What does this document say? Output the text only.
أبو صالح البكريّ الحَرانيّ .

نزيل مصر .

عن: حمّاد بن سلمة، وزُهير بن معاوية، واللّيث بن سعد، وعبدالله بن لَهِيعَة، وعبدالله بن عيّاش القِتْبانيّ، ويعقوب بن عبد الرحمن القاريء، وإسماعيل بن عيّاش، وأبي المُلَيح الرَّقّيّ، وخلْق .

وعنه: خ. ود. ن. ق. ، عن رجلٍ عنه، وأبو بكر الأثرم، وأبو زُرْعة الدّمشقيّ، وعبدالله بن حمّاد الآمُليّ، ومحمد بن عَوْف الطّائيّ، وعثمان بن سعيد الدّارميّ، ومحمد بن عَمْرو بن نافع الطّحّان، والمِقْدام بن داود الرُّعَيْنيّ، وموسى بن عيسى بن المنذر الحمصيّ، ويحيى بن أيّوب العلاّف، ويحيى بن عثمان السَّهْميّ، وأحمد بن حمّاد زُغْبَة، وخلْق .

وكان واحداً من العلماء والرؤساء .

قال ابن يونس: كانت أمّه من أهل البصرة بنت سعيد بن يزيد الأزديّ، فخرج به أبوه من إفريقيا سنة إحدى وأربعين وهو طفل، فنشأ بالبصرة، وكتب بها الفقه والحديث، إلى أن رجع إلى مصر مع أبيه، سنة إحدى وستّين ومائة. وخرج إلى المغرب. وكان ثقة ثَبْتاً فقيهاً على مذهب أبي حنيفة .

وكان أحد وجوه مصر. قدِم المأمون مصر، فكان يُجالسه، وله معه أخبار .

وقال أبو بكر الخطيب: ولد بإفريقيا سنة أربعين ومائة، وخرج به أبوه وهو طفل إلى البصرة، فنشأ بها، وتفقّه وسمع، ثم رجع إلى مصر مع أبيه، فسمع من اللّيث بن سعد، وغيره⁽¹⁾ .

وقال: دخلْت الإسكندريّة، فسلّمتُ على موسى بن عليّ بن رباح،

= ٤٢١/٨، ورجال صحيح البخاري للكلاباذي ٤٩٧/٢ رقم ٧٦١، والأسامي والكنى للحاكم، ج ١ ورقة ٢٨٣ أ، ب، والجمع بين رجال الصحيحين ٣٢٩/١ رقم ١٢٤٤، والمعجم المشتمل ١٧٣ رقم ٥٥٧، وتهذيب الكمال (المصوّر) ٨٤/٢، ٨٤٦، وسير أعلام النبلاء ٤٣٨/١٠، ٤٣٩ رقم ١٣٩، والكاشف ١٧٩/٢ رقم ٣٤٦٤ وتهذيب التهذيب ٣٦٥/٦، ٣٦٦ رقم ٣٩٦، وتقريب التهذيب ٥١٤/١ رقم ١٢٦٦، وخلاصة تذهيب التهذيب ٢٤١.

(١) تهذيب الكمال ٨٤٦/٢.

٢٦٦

-.-.-

Quote the whole listing above, leaving nothing out.

What does this document say? Output the text only.
أبو صالح البكريّ الحَرانيّ .

نزيل مصر .

عن: حمّاد بن سلمة، وزُهير بن معاوية، واللّيث بن سعد، وعبدالله بن لَهِيعَة، وعبدالله بن عيّاش القِتْبانيّ، ويعقوب بن عبد الرحمن القاريء، وإسماعيل بن عيّاش، وأبي المُلَيح الرَّقّيّ، وخلْق .

وعنه: خ. ود. ن. ق. ، عن رجلٍ عنه، وأبو بكر الأثرم، وأبو زُرْعة الدّمشقيّ، وعبدالله بن حمّاد الآمُليّ، ومحمد بن عَوْف الطّائيّ، وعثمان بن سعيد الدّارميّ، ومحمد بن عَمْرو بن نافع الطّحّان، والمِقْدام بن داود الرُّعَيْنيّ، وموسى بن عيسى بن المنذر الحمصيّ، ويحيى بن أيّوب العلاّف، ويحيى بن عثمان السَّهْميّ، وأحمد بن حمّاد زُغْبَة، وخلْق .

وكان واحداً من العلماء والرؤساء .

قال ابن يونس: كانت أمّه من أهل البصرة بنت سعيد بن يزيد الأزديّ، فخرج به أبوه من إفريقيا سنة إحدى وأربعين وهو طفل، فنشأ بالبصرة، وكتب بها الفقه والحديث، إلى أن رجع إلى مصر مع أبيه، سنة إحدى وستّين ومائة. وخرج إلى المغرب. وكان ثقة ثَبْتاً فقيهاً على مذهب أبي حنيفة .

وكان أحد وجوه مصر. قدِم المأمون مصر، فكان يُجالسه، وله معه أخبار .

وقال أبو بكر الخطيب: ولد بإفريقيا سنة أربعين ومائة، وخرج به أبوه وهو طفل إلى البصرة، فنشأ بها، وتفقّه وسمع، ثم رجع إلى مصر مع أبيه، فسمع من اللّيث بن سعد، وغيره⁽¹⁾ .

وقال: دخلْت الإسكندريّة، فسلّمتُ على موسى بن عليّ بن رباح،

= ٤٢١/٨، ورجال صحيح البخاري للكلاباذي ٤٩٧/٢ رقم ٧٦١، والأسامي والكنى للحاكم، ج ١ ورقة ٢٨٣ أ، ب، والجمع بين رجال الصحيحين ٣٢٩/١ رقم ١٢٤٤، والمعجم المشتمل ١٧٣ رقم ٥٥٧، وتهذيب الكمال (المصوّر) ٨٤/٢، ٨٤٦، وسير أعلام النبلاء ٤٣٨/١٠، ٤٣٩ رقم ١٣٩، والكاشف ١٧٩/٢ رقم ٣٤٦٤ وتهذيب التهذيب ٣٦٥/٦، ٣٦٦ رقم ٣٩٦، وتقريب التهذيب ٥١٤/١ رقم ١٢٦٦، وخلاصة تذهيب التهذيب ٢٤١.

(١) تهذيب الكمال ٨٤٦/٢.

٢٦٦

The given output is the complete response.